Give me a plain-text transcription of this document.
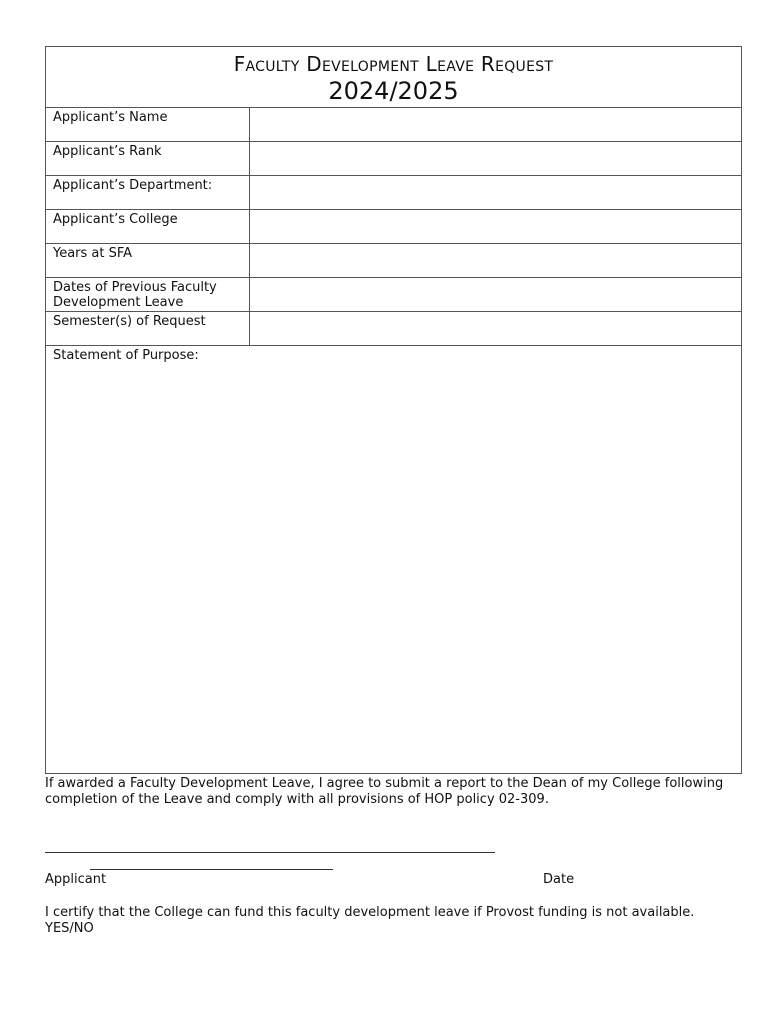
Faculty Development Leave Request
2024/2025
Applicant’s Name
Applicant’s Rank
Applicant’s Department:
Applicant’s College
Years at SFA
Dates of Previous Faculty Development Leave
Semester(s) of Request
Statement of Purpose:
If awarded a Faculty Development Leave, I agree to submit a report to the Dean of my College following completion of the Leave and comply with all provisions of HOP policy 02-309.
Applicant	Date
I certify that the College can fund this faculty development leave if Provost funding is not available. YES/NO
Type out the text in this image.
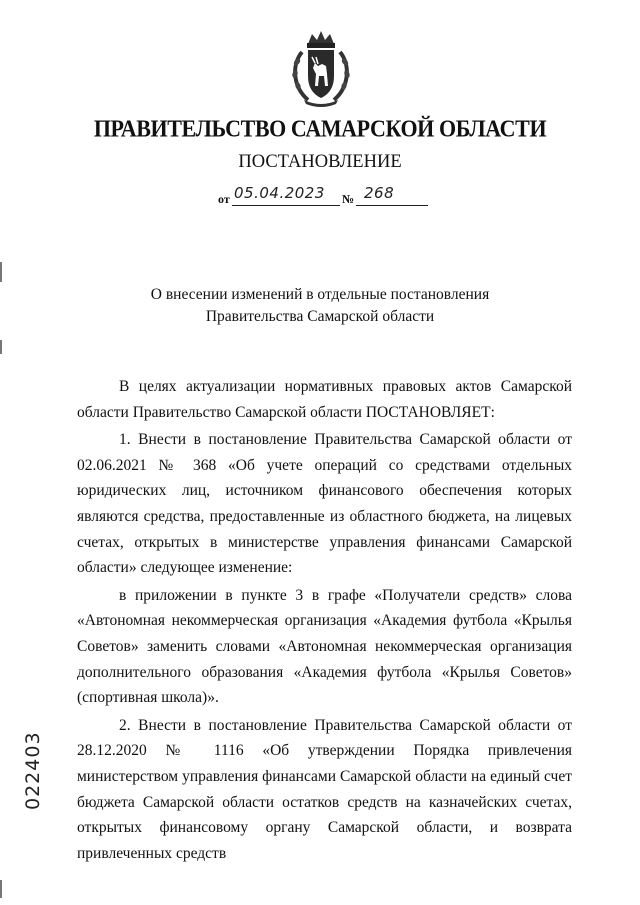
ПРАВИТЕЛЬСТВО САМАРСКОЙ ОБЛАСТИ
ПОСТАНОВЛЕНИЕ
от 05.04.2023 № 268
О внесении изменений в отдельные постановления
Правительства Самарской области

В целях актуализации нормативных правовых актов Самарской области Правительство Самарской области ПОСТАНОВЛЯЕТ:

1. Внести в постановление Правительства Самарской области от 02.06.2021 № 368 «Об учете операций со средствами отдельных юридических лиц, источником финансового обеспечения которых являются средства, предоставленные из областного бюджета, на лицевых счетах, открытых в министерстве управления финансами Самарской области» следующее изменение:

в приложении в пункте 3 в графе «Получатели средств» слова «Автономная некоммерческая организация «Академия футбола «Крылья Советов» заменить словами «Автономная некоммерческая организация дополнительного образования «Академия футбола «Крылья Советов» (спортивная школа)».

2. Внести в постановление Правительства Самарской области от 28.12.2020 № 1116 «Об утверждении Порядка привлечения министерством управления финансами Самарской области на единый счет бюджета Самарской области остатков средств на казначейских счетах, открытых финансовому органу Самарской области, и возврата привлеченных средств

022403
# # #
**DIRECTION:** Copy the records above exactly, omitting every picture.

**TASK RESPONSE:**
Give me a plain-text transcription of this document.
Faculty Development Leave Request
2024/2025
Applicant’s Name
Applicant’s Rank
Applicant’s Department:
Applicant’s College
Years at SFA
Dates of Previous Faculty Development Leave
Semester(s) of Request
Statement of Purpose:
If awarded a Faculty Development Leave, I agree to submit a report to the Dean of my College following completion of the Leave and comply with all provisions of HOP policy 02-309.
Applicant	Date
I certify that the College can fund this faculty development leave if Provost funding is not available. YES/NO
Type out the text in this image.
ПРАВИТЕЛЬСТВО САМАРСКОЙ ОБЛАСТИ
ПОСТАНОВЛЕНИЕ
от 05.04.2023 № 268
О внесении изменений в отдельные постановления
Правительства Самарской области

В целях актуализации нормативных правовых актов Самарской области Правительство Самарской области ПОСТАНОВЛЯЕТ:

1. Внести в постановление Правительства Самарской области от 02.06.2021 № 368 «Об учете операций со средствами отдельных юридических лиц, источником финансового обеспечения которых являются средства, предоставленные из областного бюджета, на лицевых счетах, открытых в министерстве управления финансами Самарской области» следующее изменение:

в приложении в пункте 3 в графе «Получатели средств» слова «Автономная некоммерческая организация «Академия футбола «Крылья Советов» заменить словами «Автономная некоммерческая организация дополнительного образования «Академия футбола «Крылья Советов» (спортивная школа)».

2. Внести в постановление Правительства Самарской области от 28.12.2020 № 1116 «Об утверждении Порядка привлечения министерством управления финансами Самарской области на единый счет бюджета Самарской области остатков средств на казначейских счетах, открытых финансовому органу Самарской области, и возврата привлеченных средств

022403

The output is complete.